[Data records]
--------

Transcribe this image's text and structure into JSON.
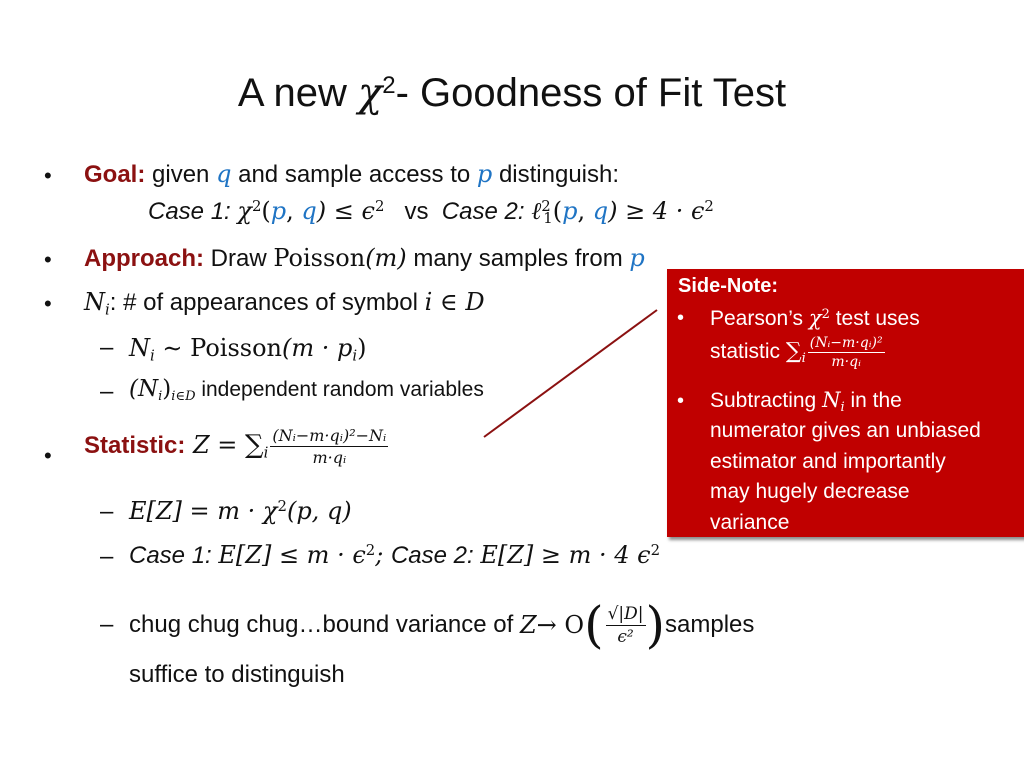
{
  "title": {
    "prefix": "A new ",
    "symbol": "χ",
    "sup": "2",
    "suffix": "- Goodness of Fit Test"
  },
  "bullets": {
    "goal": {
      "label": "Goal:",
      "text1": " given ",
      "q": "q",
      "text2": " and sample access to ",
      "p": "p",
      "text3": " distinguish:",
      "case1_label": "Case 1: ",
      "case1_math_pre": "χ",
      "case1_sup": "2",
      "case1_open": "(",
      "case1_p": "p",
      "case1_comma": ", ",
      "case1_q": "q",
      "case1_close": ") ≤ ϵ",
      "case1_eps_sup": "2",
      "vs": "vs",
      "case2_label": "Case 2: ",
      "case2_ell": "ℓ",
      "case2_sup": "2",
      "case2_sub": "1",
      "case2_open": "(",
      "case2_p": "p",
      "case2_comma": ", ",
      "case2_q": "q",
      "case2_close": ") ≥ 4 · ϵ",
      "case2_eps_sup": "2"
    },
    "approach": {
      "label": "Approach:",
      "text1": " Draw ",
      "poisson": "Poisson",
      "m": "(m)",
      "text2": " many samples from ",
      "p": "p"
    },
    "ni": {
      "N": "N",
      "sub": "i",
      "text": ": # of appearances of symbol ",
      "member": "i ∈ D",
      "sub1": {
        "N": "N",
        "sub": "i",
        "tilde": " ∼ ",
        "poisson": "Poisson",
        "arg_open": "(m · p",
        "arg_sub": "i",
        "arg_close": ")"
      },
      "sub2": {
        "math": "(N",
        "sub_i": "i",
        "close": ")",
        "sub": "i∈D",
        "text": " independent random variables"
      }
    },
    "statistic": {
      "label": "Statistic:",
      "lhs": " Z = ",
      "sum": "∑",
      "sum_sub": "i",
      "num": "(Nᵢ−m·qᵢ)²−Nᵢ",
      "den": "m·qᵢ",
      "sub1": {
        "math": "E[Z] = m · χ",
        "sup": "2",
        "rest": "(p, q)"
      },
      "sub2": {
        "case1_label": "Case 1: ",
        "case1_math": "E[Z] ≤ m · ϵ",
        "case1_sup": "2",
        "sep": "; ",
        "case2_label": "Case 2: ",
        "case2_math": "E[Z] ≥ m · 4 ϵ",
        "case2_sup": "2"
      },
      "sub3": {
        "text1": "chug chug chug…bound variance of ",
        "Z": "Z",
        "arrow": " → O",
        "num": "√|D|",
        "den": "ϵ²",
        "text2": " samples",
        "text3": "suffice to distinguish"
      }
    }
  },
  "sidenote": {
    "title": "Side-Note:",
    "item1_line1_text": "Pearson’s ",
    "item1_chi": "χ",
    "item1_sup": "2",
    "item1_line1_rest": " test uses",
    "item1_line2_text": "statistic ",
    "item1_sum": "∑",
    "item1_sum_sub": "i",
    "item1_num": "(Nᵢ−m·qᵢ)²",
    "item1_den": "m·qᵢ",
    "item2_line1_text": "Subtracting ",
    "item2_N": "N",
    "item2_sub": "i",
    "item2_line1_rest": " in the",
    "item2_line2": "numerator gives an unbiased",
    "item2_line3": "estimator and importantly",
    "item2_line4": "may hugely decrease",
    "item2_line5": "variance"
  },
  "bullet_glyph": "•",
  "dash_glyph": "–",
  "colors": {
    "accent": "#8b1111",
    "math_blue": "#1f74c4",
    "sidenote_bg": "#c00000",
    "connector": "#8b1111"
  }
}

--------

AIM OF THE TASK:
From start to finish, output the listing exactly, but omit its pictures.

SOLUTION TO THE PROBLEM:
Transcribe this image's text and structure into JSON.
{
  "title": {
    "prefix": "A new ",
    "symbol": "χ",
    "sup": "2",
    "suffix": "- Goodness of Fit Test"
  },
  "bullets": {
    "goal": {
      "label": "Goal:",
      "text1": " given ",
      "q": "q",
      "text2": " and sample access to ",
      "p": "p",
      "text3": " distinguish:",
      "case1_label": "Case 1: ",
      "case1_math_pre": "χ",
      "case1_sup": "2",
      "case1_open": "(",
      "case1_p": "p",
      "case1_comma": ", ",
      "case1_q": "q",
      "case1_close": ") ≤ ϵ",
      "case1_eps_sup": "2",
      "vs": "vs",
      "case2_label": "Case 2: ",
      "case2_ell": "ℓ",
      "case2_sup": "2",
      "case2_sub": "1",
      "case2_open": "(",
      "case2_p": "p",
      "case2_comma": ", ",
      "case2_q": "q",
      "case2_close": ") ≥ 4 · ϵ",
      "case2_eps_sup": "2"
    },
    "approach": {
      "label": "Approach:",
      "text1": " Draw ",
      "poisson": "Poisson",
      "m": "(m)",
      "text2": " many samples from ",
      "p": "p"
    },
    "ni": {
      "N": "N",
      "sub": "i",
      "text": ": # of appearances of symbol ",
      "member": "i ∈ D",
      "sub1": {
        "N": "N",
        "sub": "i",
        "tilde": " ∼ ",
        "poisson": "Poisson",
        "arg_open": "(m · p",
        "arg_sub": "i",
        "arg_close": ")"
      },
      "sub2": {
        "math": "(N",
        "sub_i": "i",
        "close": ")",
        "sub": "i∈D",
        "text": " independent random variables"
      }
    },
    "statistic": {
      "label": "Statistic:",
      "lhs": " Z = ",
      "sum": "∑",
      "sum_sub": "i",
      "num": "(Nᵢ−m·qᵢ)²−Nᵢ",
      "den": "m·qᵢ",
      "sub1": {
        "math": "E[Z] = m · χ",
        "sup": "2",
        "rest": "(p, q)"
      },
      "sub2": {
        "case1_label": "Case 1: ",
        "case1_math": "E[Z] ≤ m · ϵ",
        "case1_sup": "2",
        "sep": "; ",
        "case2_label": "Case 2: ",
        "case2_math": "E[Z] ≥ m · 4 ϵ",
        "case2_sup": "2"
      },
      "sub3": {
        "text1": "chug chug chug…bound variance of ",
        "Z": "Z",
        "arrow": " → O",
        "num": "√|D|",
        "den": "ϵ²",
        "text2": " samples",
        "text3": "suffice to distinguish"
      }
    }
  },
  "sidenote": {
    "title": "Side-Note:",
    "item1_line1_text": "Pearson’s ",
    "item1_chi": "χ",
    "item1_sup": "2",
    "item1_line1_rest": " test uses",
    "item1_line2_text": "statistic ",
    "item1_sum": "∑",
    "item1_sum_sub": "i",
    "item1_num": "(Nᵢ−m·qᵢ)²",
    "item1_den": "m·qᵢ",
    "item2_line1_text": "Subtracting ",
    "item2_N": "N",
    "item2_sub": "i",
    "item2_line1_rest": " in the",
    "item2_line2": "numerator gives an unbiased",
    "item2_line3": "estimator and importantly",
    "item2_line4": "may hugely decrease",
    "item2_line5": "variance"
  },
  "bullet_glyph": "•",
  "dash_glyph": "–",
  "colors": {
    "accent": "#8b1111",
    "math_blue": "#1f74c4",
    "sidenote_bg": "#c00000",
    "connector": "#8b1111"
  }
}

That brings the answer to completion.